### Set exercise
Answer with nothing except the number of lines that contain the word "image".

### Available records
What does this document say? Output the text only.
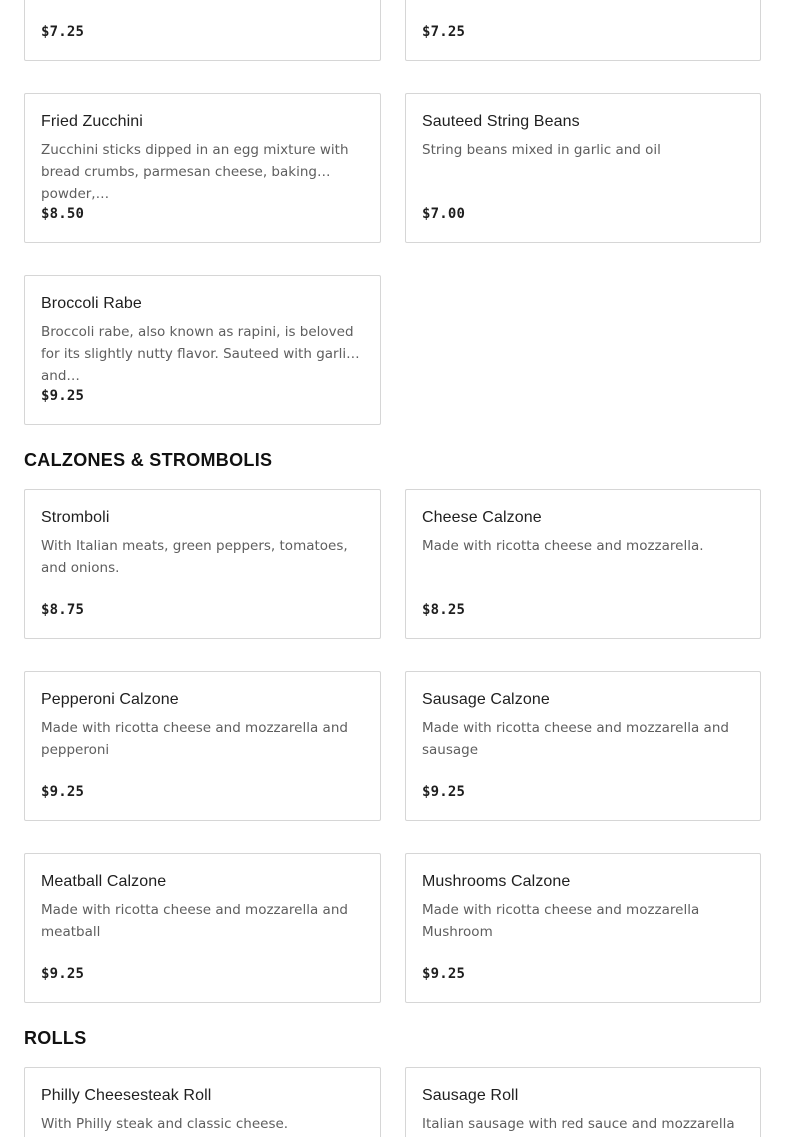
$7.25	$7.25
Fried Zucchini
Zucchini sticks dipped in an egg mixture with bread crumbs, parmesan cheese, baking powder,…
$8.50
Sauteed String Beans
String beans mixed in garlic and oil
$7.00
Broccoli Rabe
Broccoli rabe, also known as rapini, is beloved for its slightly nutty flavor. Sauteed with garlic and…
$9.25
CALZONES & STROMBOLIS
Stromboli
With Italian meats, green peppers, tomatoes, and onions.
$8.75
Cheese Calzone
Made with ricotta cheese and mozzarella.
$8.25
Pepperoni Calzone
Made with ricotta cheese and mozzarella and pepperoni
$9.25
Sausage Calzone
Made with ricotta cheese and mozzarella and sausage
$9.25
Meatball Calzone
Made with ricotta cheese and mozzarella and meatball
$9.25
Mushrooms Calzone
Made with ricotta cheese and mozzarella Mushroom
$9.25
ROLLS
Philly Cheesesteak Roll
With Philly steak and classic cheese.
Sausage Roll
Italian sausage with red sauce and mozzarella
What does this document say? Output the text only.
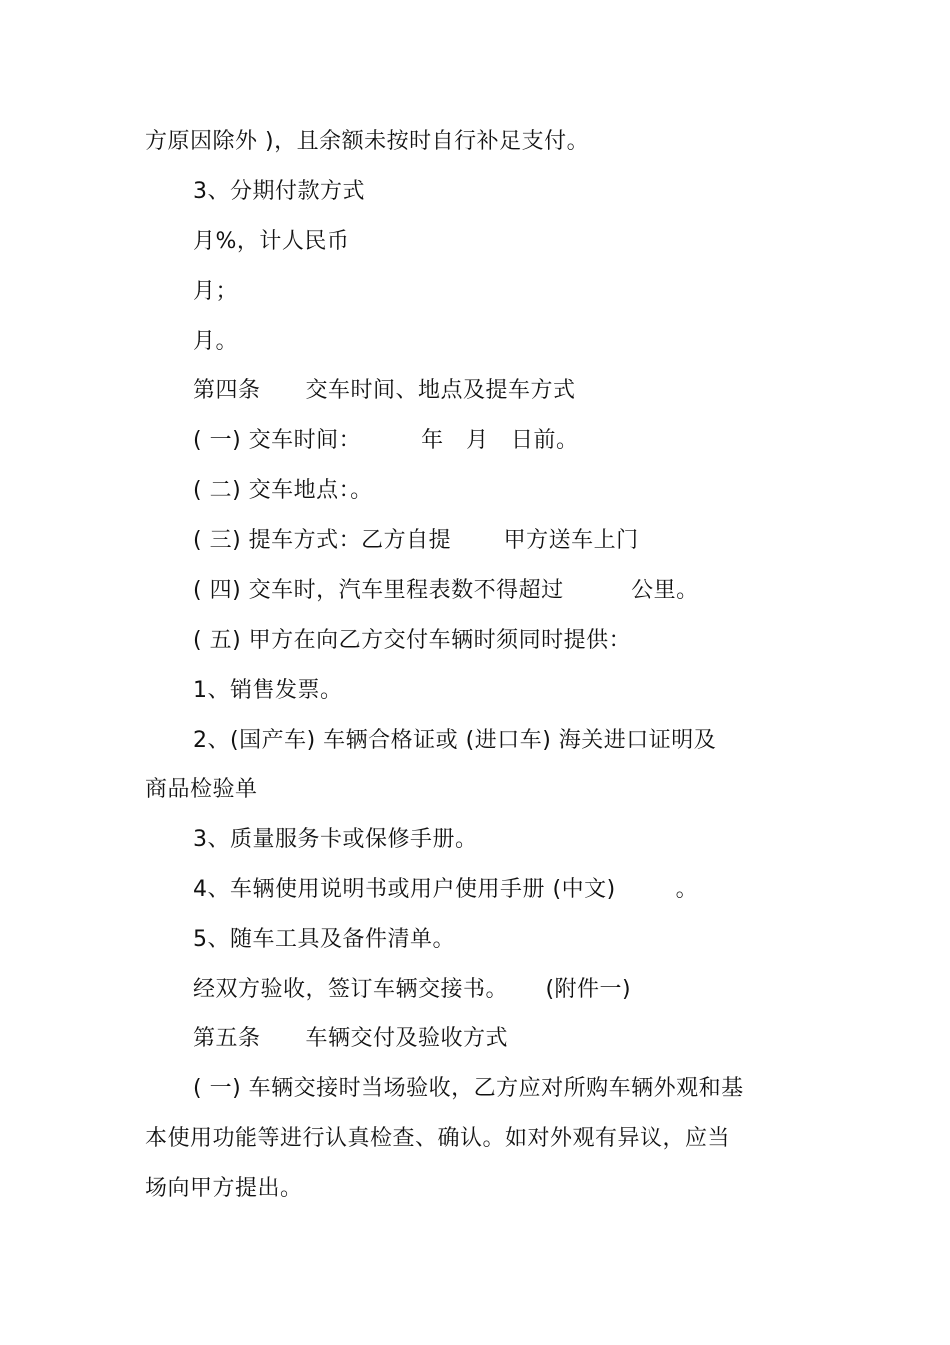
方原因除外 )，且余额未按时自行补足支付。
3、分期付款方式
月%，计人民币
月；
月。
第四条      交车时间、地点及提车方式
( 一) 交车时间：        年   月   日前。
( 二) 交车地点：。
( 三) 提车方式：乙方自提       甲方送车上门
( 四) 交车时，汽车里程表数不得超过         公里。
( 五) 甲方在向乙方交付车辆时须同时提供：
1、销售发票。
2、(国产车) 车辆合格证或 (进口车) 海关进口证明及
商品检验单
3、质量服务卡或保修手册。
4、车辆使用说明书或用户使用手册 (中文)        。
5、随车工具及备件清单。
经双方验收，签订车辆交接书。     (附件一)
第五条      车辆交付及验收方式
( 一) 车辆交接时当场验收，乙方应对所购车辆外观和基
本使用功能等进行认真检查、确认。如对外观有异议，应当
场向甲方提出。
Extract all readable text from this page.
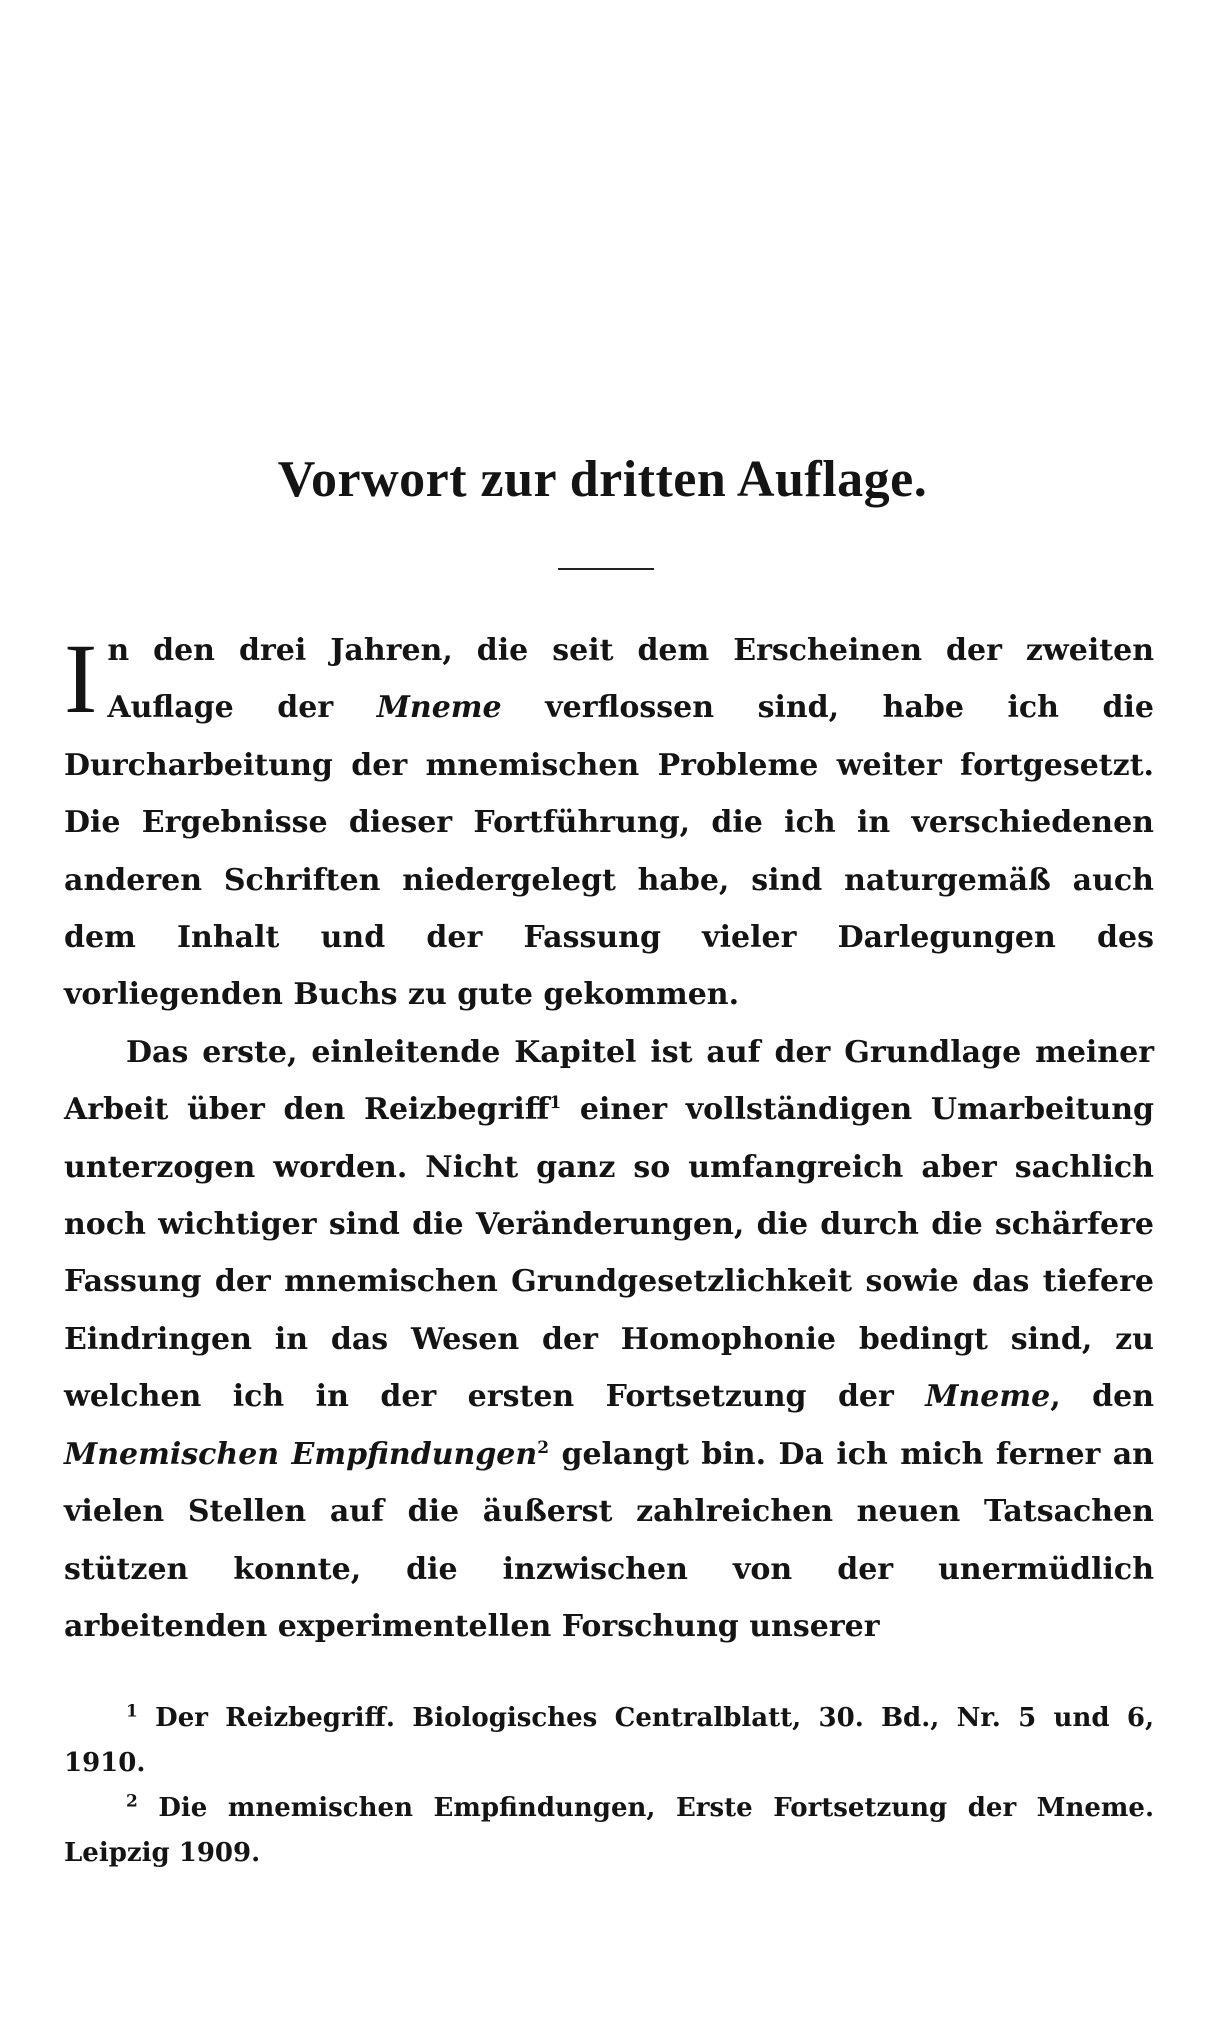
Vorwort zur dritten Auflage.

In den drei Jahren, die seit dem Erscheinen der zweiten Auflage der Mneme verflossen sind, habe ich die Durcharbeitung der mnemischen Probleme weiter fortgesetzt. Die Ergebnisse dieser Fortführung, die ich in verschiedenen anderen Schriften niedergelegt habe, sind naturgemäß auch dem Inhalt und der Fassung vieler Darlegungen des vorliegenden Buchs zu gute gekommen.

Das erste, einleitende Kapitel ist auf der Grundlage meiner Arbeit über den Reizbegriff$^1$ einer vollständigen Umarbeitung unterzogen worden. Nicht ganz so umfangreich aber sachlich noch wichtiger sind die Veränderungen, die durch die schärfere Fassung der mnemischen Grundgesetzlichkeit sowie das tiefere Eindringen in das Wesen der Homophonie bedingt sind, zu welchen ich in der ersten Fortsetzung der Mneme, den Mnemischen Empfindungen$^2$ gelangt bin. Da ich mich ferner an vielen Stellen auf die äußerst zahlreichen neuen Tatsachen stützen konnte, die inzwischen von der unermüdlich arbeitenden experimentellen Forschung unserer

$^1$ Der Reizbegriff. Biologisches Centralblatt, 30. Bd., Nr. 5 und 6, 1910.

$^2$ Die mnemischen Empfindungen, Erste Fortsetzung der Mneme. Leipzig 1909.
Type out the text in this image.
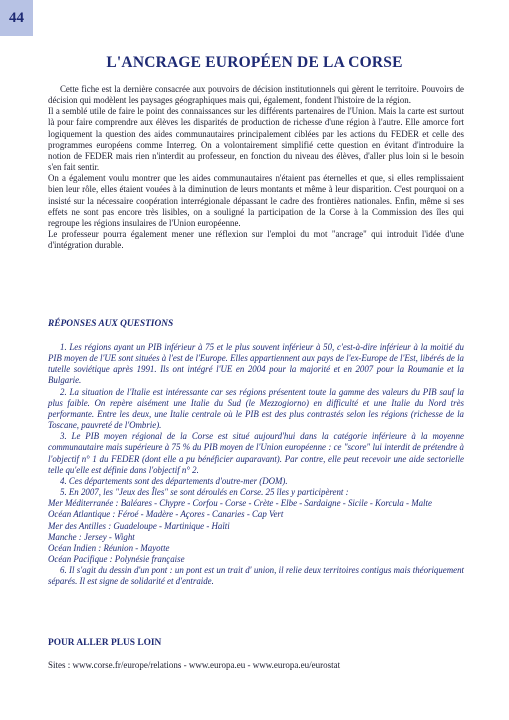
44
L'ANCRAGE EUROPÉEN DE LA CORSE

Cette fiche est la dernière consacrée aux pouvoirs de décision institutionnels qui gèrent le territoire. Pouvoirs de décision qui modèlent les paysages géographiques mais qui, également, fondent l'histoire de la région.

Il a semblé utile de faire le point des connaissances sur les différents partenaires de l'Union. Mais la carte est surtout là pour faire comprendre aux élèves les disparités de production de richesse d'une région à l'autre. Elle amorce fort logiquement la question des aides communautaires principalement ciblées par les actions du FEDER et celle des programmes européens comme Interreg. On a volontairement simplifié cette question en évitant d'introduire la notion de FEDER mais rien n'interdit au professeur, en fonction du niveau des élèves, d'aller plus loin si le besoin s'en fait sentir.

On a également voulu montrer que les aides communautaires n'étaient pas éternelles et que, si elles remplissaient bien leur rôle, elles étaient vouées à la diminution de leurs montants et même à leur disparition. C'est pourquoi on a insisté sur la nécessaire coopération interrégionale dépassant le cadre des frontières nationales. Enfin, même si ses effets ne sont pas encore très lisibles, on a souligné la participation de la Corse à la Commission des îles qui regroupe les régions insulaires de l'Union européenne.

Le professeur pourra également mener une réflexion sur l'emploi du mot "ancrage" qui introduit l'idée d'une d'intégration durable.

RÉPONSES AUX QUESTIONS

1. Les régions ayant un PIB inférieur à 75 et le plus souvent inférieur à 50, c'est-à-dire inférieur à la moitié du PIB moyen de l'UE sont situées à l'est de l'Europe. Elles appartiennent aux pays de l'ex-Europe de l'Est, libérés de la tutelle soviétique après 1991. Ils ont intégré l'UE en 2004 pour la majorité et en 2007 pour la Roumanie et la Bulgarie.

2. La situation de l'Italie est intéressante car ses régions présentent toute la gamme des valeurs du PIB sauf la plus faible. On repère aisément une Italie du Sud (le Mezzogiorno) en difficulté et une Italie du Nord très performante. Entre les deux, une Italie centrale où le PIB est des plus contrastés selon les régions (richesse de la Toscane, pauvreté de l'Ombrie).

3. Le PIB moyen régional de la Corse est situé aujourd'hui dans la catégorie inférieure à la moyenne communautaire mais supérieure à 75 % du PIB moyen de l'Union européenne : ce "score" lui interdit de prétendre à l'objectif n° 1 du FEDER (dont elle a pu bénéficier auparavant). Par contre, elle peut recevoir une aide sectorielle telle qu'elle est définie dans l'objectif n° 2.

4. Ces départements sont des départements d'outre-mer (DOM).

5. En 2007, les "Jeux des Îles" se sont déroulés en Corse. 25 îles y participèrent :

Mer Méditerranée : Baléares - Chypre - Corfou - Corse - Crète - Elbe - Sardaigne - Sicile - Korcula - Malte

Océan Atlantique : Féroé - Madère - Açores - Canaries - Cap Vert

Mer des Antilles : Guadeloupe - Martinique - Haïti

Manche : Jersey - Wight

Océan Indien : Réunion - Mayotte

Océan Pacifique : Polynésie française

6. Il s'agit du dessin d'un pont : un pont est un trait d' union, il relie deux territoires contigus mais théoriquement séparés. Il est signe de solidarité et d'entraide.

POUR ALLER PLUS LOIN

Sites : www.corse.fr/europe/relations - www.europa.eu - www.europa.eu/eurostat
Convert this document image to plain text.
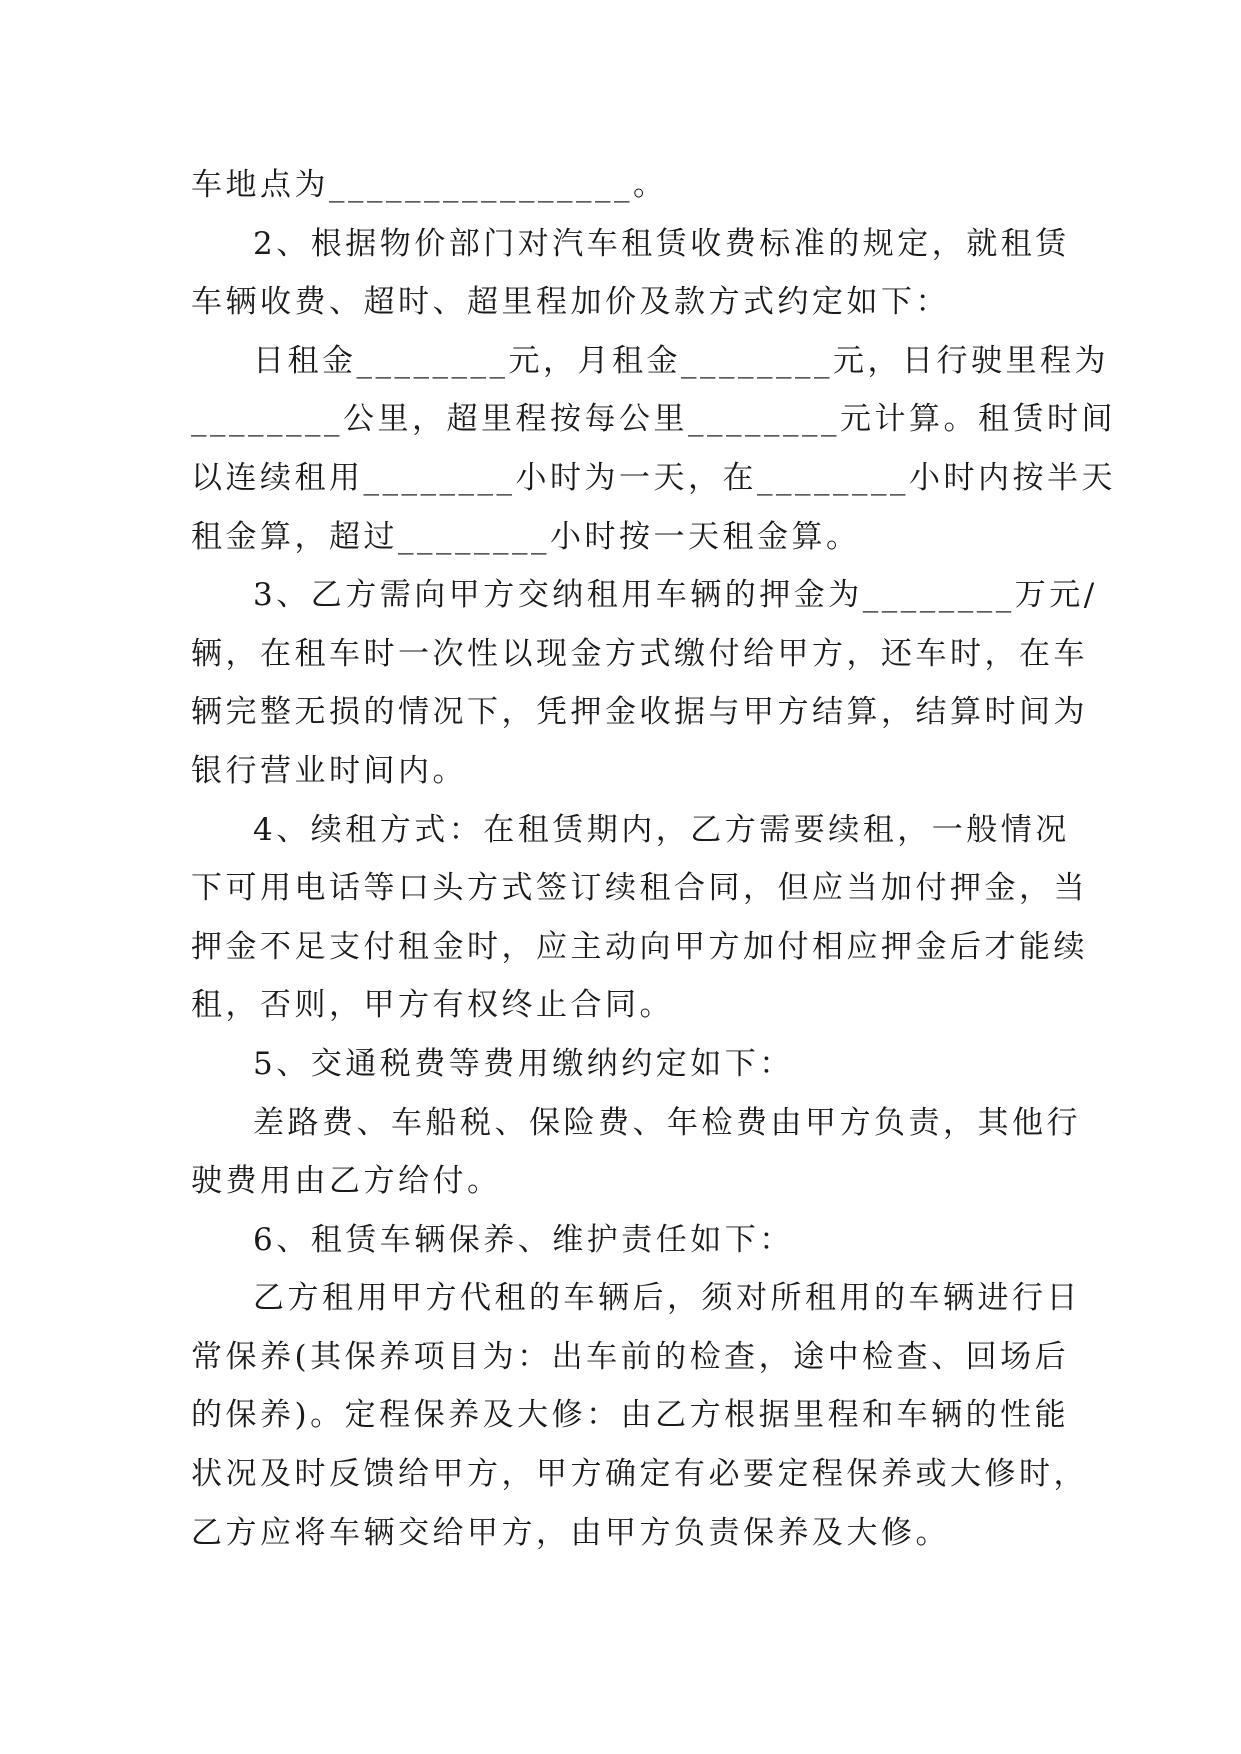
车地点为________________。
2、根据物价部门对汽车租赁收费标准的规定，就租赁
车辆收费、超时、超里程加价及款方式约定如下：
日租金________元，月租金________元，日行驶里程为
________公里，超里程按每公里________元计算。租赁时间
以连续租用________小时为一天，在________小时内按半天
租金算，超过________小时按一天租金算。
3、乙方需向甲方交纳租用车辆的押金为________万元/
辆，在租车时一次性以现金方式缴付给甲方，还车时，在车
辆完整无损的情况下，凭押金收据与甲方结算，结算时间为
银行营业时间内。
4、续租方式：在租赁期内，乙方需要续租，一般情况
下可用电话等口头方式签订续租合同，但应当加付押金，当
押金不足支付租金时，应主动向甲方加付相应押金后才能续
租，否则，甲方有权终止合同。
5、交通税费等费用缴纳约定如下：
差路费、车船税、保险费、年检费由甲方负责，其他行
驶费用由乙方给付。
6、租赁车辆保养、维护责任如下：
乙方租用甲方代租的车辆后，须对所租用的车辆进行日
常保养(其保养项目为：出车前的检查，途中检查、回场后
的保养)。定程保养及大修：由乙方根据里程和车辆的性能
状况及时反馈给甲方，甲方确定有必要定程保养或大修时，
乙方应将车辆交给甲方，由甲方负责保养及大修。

### Right answer
2